Dataset records:
* * * * * * *

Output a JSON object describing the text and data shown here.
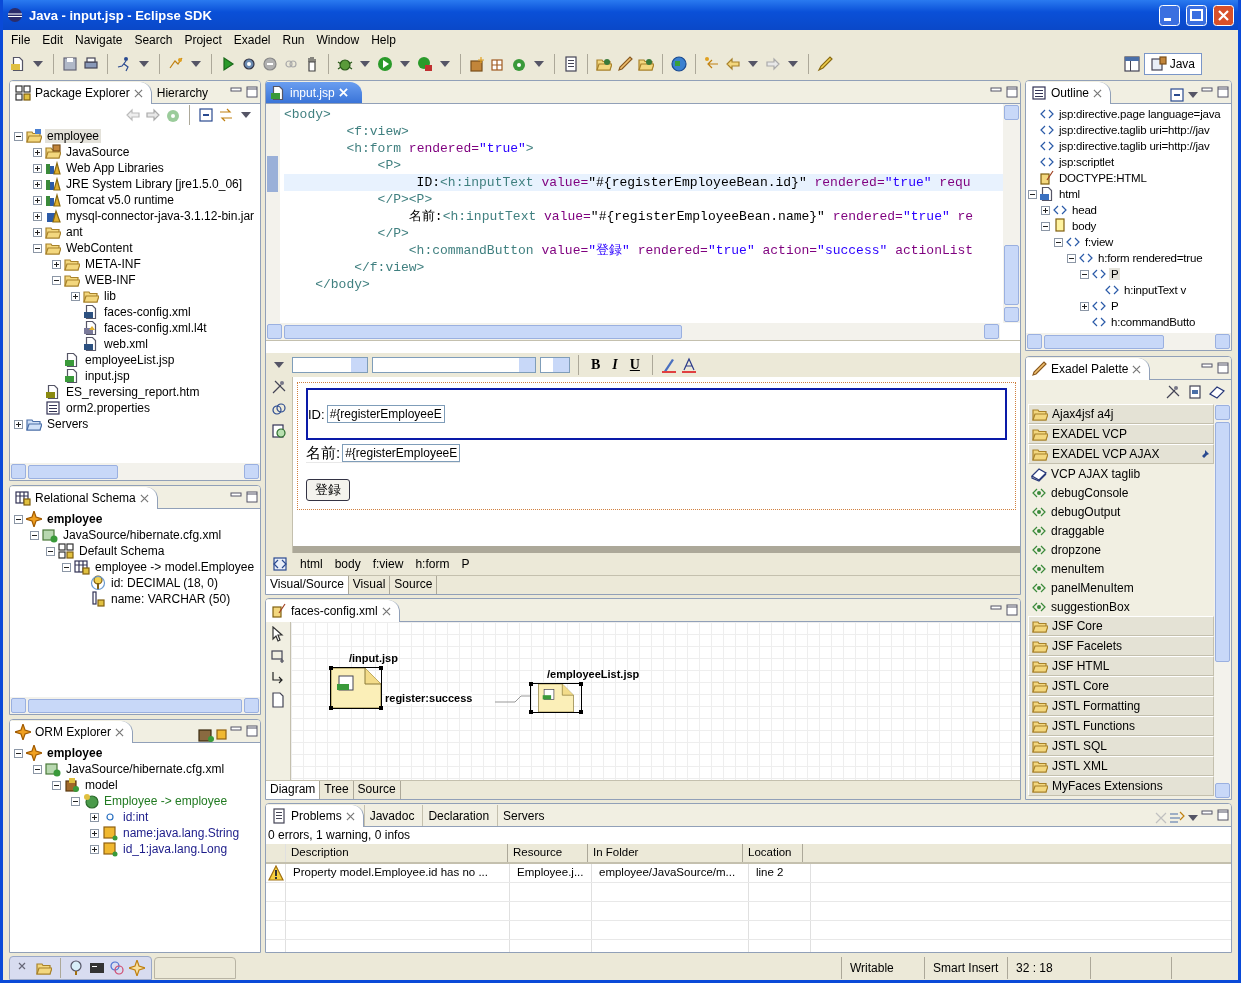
{
  "window": {
    "title": "Java - input.jsp - Eclipse SDK"
  },
  "menu": [
    "File",
    "Edit",
    "Navigate",
    "Search",
    "Project",
    "Exadel",
    "Run",
    "Window",
    "Help"
  ],
  "perspective": {
    "label": "Java",
    "selected": true
  },
  "package_explorer": {
    "tabs": [
      {
        "label": "Package Explorer",
        "selected": true
      },
      {
        "label": "Hierarchy",
        "selected": false
      }
    ],
    "tree": [
      {
        "label": "employee",
        "kind": "project",
        "expanded": true,
        "selected": true,
        "children": [
          {
            "label": "JavaSource",
            "kind": "srcfolder",
            "expanded": false,
            "selected": false
          },
          {
            "label": "Web App Libraries",
            "kind": "library",
            "expanded": false,
            "selected": false
          },
          {
            "label": "JRE System Library [jre1.5.0_06]",
            "kind": "library",
            "expanded": false,
            "selected": false
          },
          {
            "label": "Tomcat v5.0 runtime",
            "kind": "library",
            "expanded": false,
            "selected": false
          },
          {
            "label": "mysql-connector-java-3.1.12-bin.jar",
            "kind": "jar",
            "expanded": false,
            "selected": false
          },
          {
            "label": "ant",
            "kind": "folder",
            "expanded": false,
            "selected": false
          },
          {
            "label": "WebContent",
            "kind": "folder",
            "expanded": true,
            "selected": false,
            "children": [
              {
                "label": "META-INF",
                "kind": "folder",
                "expanded": false,
                "selected": false
              },
              {
                "label": "WEB-INF",
                "kind": "folder",
                "expanded": true,
                "selected": false,
                "children": [
                  {
                    "label": "lib",
                    "kind": "folder",
                    "expanded": false,
                    "selected": false
                  },
                  {
                    "label": "faces-config.xml",
                    "kind": "xml",
                    "selected": false
                  },
                  {
                    "label": "faces-config.xml.l4t",
                    "kind": "l4t",
                    "selected": false
                  },
                  {
                    "label": "web.xml",
                    "kind": "xml",
                    "selected": false
                  }
                ]
              },
              {
                "label": "employeeList.jsp",
                "kind": "jsp",
                "selected": false
              },
              {
                "label": "input.jsp",
                "kind": "jsp",
                "selected": false
              }
            ]
          },
          {
            "label": "ES_reversing_report.htm",
            "kind": "htm",
            "selected": false
          },
          {
            "label": "orm2.properties",
            "kind": "props",
            "selected": false
          }
        ]
      },
      {
        "label": "Servers",
        "kind": "bfolder",
        "expanded": false,
        "selected": false
      }
    ]
  },
  "relational_schema": {
    "tabs": [
      {
        "label": "Relational Schema",
        "selected": true
      }
    ],
    "tree": [
      {
        "label": "employee",
        "kind": "star",
        "expanded": true,
        "children": [
          {
            "label": "JavaSource/hibernate.cfg.xml",
            "kind": "cfg",
            "expanded": true,
            "children": [
              {
                "label": "Default Schema",
                "kind": "schema",
                "expanded": true,
                "children": [
                  {
                    "label": "employee -> model.Employee",
                    "kind": "table",
                    "expanded": true,
                    "children": [
                      {
                        "label": "id: DECIMAL (18, 0)",
                        "kind": "key"
                      },
                      {
                        "label": "name: VARCHAR (50)",
                        "kind": "column"
                      }
                    ]
                  }
                ]
              }
            ]
          }
        ]
      }
    ]
  },
  "orm_explorer": {
    "tabs": [
      {
        "label": "ORM Explorer",
        "selected": true
      }
    ],
    "tree": [
      {
        "label": "employee",
        "kind": "star",
        "expanded": true,
        "children": [
          {
            "label": "JavaSource/hibernate.cfg.xml",
            "kind": "cfg",
            "expanded": true,
            "children": [
              {
                "label": "model",
                "kind": "model",
                "expanded": true,
                "children": [
                  {
                    "label": "Employee -> employee",
                    "kind": "class",
                    "expanded": true,
                    "children": [
                      {
                        "label": "id:int",
                        "kind": "field",
                        "expanded": false
                      },
                      {
                        "label": "name:java.lang.String",
                        "kind": "property",
                        "expanded": false
                      },
                      {
                        "label": "id_1:java.lang.Long",
                        "kind": "property",
                        "expanded": false
                      }
                    ]
                  }
                ]
              }
            ]
          }
        ]
      }
    ]
  },
  "editor": {
    "tabs": [
      {
        "label": "input.jsp",
        "selected": true
      }
    ],
    "source_lines": [
      {
        "current": false,
        "segments": [
          {
            "kind": "tag",
            "text": "<body>"
          }
        ]
      },
      {
        "current": false,
        "segments": [
          {
            "kind": "tag",
            "text": "        <f:view>"
          }
        ]
      },
      {
        "current": false,
        "segments": [
          {
            "kind": "tag",
            "text": "        <h:form "
          },
          {
            "kind": "attr",
            "text": "rendered="
          },
          {
            "kind": "value",
            "text": "\"true\""
          },
          {
            "kind": "tag",
            "text": ">"
          }
        ]
      },
      {
        "current": false,
        "segments": [
          {
            "kind": "tag",
            "text": "            <P>"
          }
        ]
      },
      {
        "current": true,
        "segments": [
          {
            "kind": "text",
            "text": "                 ID:"
          },
          {
            "kind": "tag",
            "text": "<h:inputText "
          },
          {
            "kind": "attr",
            "text": "value="
          },
          {
            "kind": "text",
            "text": "\"#{registerEmployeeBean.id}\" "
          },
          {
            "kind": "attr",
            "text": "rendered="
          },
          {
            "kind": "value",
            "text": "\"true\" "
          },
          {
            "kind": "attr",
            "text": "requ"
          }
        ]
      },
      {
        "current": false,
        "segments": [
          {
            "kind": "tag",
            "text": "            </P><P>"
          }
        ]
      },
      {
        "current": false,
        "segments": [
          {
            "kind": "text",
            "text": "                名前:"
          },
          {
            "kind": "tag",
            "text": "<h:inputText "
          },
          {
            "kind": "attr",
            "text": "value="
          },
          {
            "kind": "text",
            "text": "\"#{registerEmployeeBean.name}\" "
          },
          {
            "kind": "attr",
            "text": "rendered="
          },
          {
            "kind": "value",
            "text": "\"true\" "
          },
          {
            "kind": "attr",
            "text": "re"
          }
        ]
      },
      {
        "current": false,
        "segments": [
          {
            "kind": "tag",
            "text": "            </P>"
          }
        ]
      },
      {
        "current": false,
        "segments": [
          {
            "kind": "tag",
            "text": "                <h:commandButton "
          },
          {
            "kind": "attr",
            "text": "value="
          },
          {
            "kind": "value",
            "text": "\"登録\" "
          },
          {
            "kind": "attr",
            "text": "rendered="
          },
          {
            "kind": "value",
            "text": "\"true\" "
          },
          {
            "kind": "attr",
            "text": "action="
          },
          {
            "kind": "value",
            "text": "\"success\" "
          },
          {
            "kind": "attr",
            "text": "actionList"
          }
        ]
      },
      {
        "current": false,
        "segments": [
          {
            "kind": "tag",
            "text": "         </f:view>"
          }
        ]
      },
      {
        "current": false,
        "segments": [
          {
            "kind": "tag",
            "text": "    </body>"
          }
        ]
      }
    ],
    "format_buttons": [
      "B",
      "I",
      "U"
    ],
    "visual": {
      "id_label": "ID:",
      "id_value": "#{registerEmployeeE",
      "name_label": "名前:",
      "name_value": "#{registerEmployeeE",
      "button": "登録"
    },
    "breadcrumb": [
      "html",
      "body",
      "f:view",
      "h:form",
      "P"
    ],
    "mode_tabs": [
      {
        "label": "Visual/Source",
        "selected": true
      },
      {
        "label": "Visual",
        "selected": false
      },
      {
        "label": "Source",
        "selected": false
      }
    ]
  },
  "faces_config": {
    "tabs": [
      {
        "label": "faces-config.xml",
        "selected": true
      }
    ],
    "nodes": [
      {
        "label": "/input.jsp",
        "selected": true
      },
      {
        "label": "/employeeList.jsp",
        "selected": true
      }
    ],
    "transition": "register:success",
    "mode_tabs": [
      {
        "label": "Diagram",
        "selected": true
      },
      {
        "label": "Tree",
        "selected": false
      },
      {
        "label": "Source",
        "selected": false
      }
    ]
  },
  "outline": {
    "tabs": [
      {
        "label": "Outline",
        "selected": true
      }
    ],
    "tree": [
      {
        "label": "jsp:directive.page language=java",
        "kind": "tag",
        "selected": false
      },
      {
        "label": "jsp:directive.taglib uri=http://jav",
        "kind": "tag",
        "selected": false
      },
      {
        "label": "jsp:directive.taglib uri=http://jav",
        "kind": "tag",
        "selected": false
      },
      {
        "label": "jsp:scriptlet",
        "kind": "tag",
        "selected": false
      },
      {
        "label": "DOCTYPE:HTML",
        "kind": "doctype",
        "selected": false
      },
      {
        "label": "html",
        "kind": "html",
        "expanded": true,
        "selected": false,
        "children": [
          {
            "label": "head",
            "kind": "tag",
            "expanded": false,
            "selected": false
          },
          {
            "label": "body",
            "kind": "body",
            "expanded": true,
            "selected": false,
            "children": [
              {
                "label": "f:view",
                "kind": "tag",
                "expanded": true,
                "selected": false,
                "children": [
                  {
                    "label": "h:form rendered=true",
                    "kind": "tag",
                    "expanded": true,
                    "selected": false,
                    "children": [
                      {
                        "label": "P",
                        "kind": "tag",
                        "expanded": true,
                        "selected": true,
                        "children": [
                          {
                            "label": "h:inputText v",
                            "kind": "tag",
                            "selected": false
                          }
                        ]
                      },
                      {
                        "label": "P",
                        "kind": "tag",
                        "expanded": false,
                        "selected": false
                      },
                      {
                        "label": "h:commandButto",
                        "kind": "tag",
                        "selected": false
                      }
                    ]
                  }
                ]
              }
            ]
          }
        ]
      }
    ]
  },
  "palette": {
    "tabs": [
      {
        "label": "Exadel Palette",
        "selected": true
      }
    ],
    "items": [
      {
        "label": "Ajax4jsf a4j",
        "kind": "group",
        "pinned": false
      },
      {
        "label": "EXADEL VCP",
        "kind": "group",
        "pinned": false
      },
      {
        "label": "EXADEL VCP AJAX",
        "kind": "group",
        "pinned": true
      },
      {
        "label": "VCP AJAX taglib",
        "kind": "taglib"
      },
      {
        "label": "debugConsole",
        "kind": "tag"
      },
      {
        "label": "debugOutput",
        "kind": "tag"
      },
      {
        "label": "draggable",
        "kind": "tag"
      },
      {
        "label": "dropzone",
        "kind": "tag"
      },
      {
        "label": "menuItem",
        "kind": "tag"
      },
      {
        "label": "panelMenuItem",
        "kind": "tag"
      },
      {
        "label": "suggestionBox",
        "kind": "tag"
      },
      {
        "label": "JSF Core",
        "kind": "group",
        "pinned": false
      },
      {
        "label": "JSF Facelets",
        "kind": "group",
        "pinned": false
      },
      {
        "label": "JSF HTML",
        "kind": "group",
        "pinned": false
      },
      {
        "label": "JSTL Core",
        "kind": "group",
        "pinned": false
      },
      {
        "label": "JSTL Formatting",
        "kind": "group",
        "pinned": false
      },
      {
        "label": "JSTL Functions",
        "kind": "group",
        "pinned": false
      },
      {
        "label": "JSTL SQL",
        "kind": "group",
        "pinned": false
      },
      {
        "label": "JSTL XML",
        "kind": "group",
        "pinned": false
      },
      {
        "label": "MyFaces Extensions",
        "kind": "group",
        "pinned": false
      }
    ]
  },
  "problems": {
    "tabs": [
      {
        "label": "Problems",
        "selected": true
      },
      {
        "label": "Javadoc",
        "selected": false
      },
      {
        "label": "Declaration",
        "selected": false
      },
      {
        "label": "Servers",
        "selected": false
      }
    ],
    "summary": "0 errors, 1 warning, 0 infos",
    "columns": [
      "Description",
      "Resource",
      "In Folder",
      "Location"
    ],
    "rows": [
      {
        "kind": "warning",
        "cells": [
          "Property model.Employee.id has no ...",
          "Employee.j...",
          "employee/JavaSource/m...",
          "line 2"
        ]
      }
    ]
  },
  "status_bar": [
    "Writable",
    "Smart Insert",
    "32 : 18"
  ]
}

* * * * * * *

#### SHORT EXERCISE:
Search the data above for lines holding "registerEmployeeE" and copy each of them.

#### THE RESPONSE:
      "id_value": "#{registerEmployeeE",
      "name_value": "#{registerEmployeeE",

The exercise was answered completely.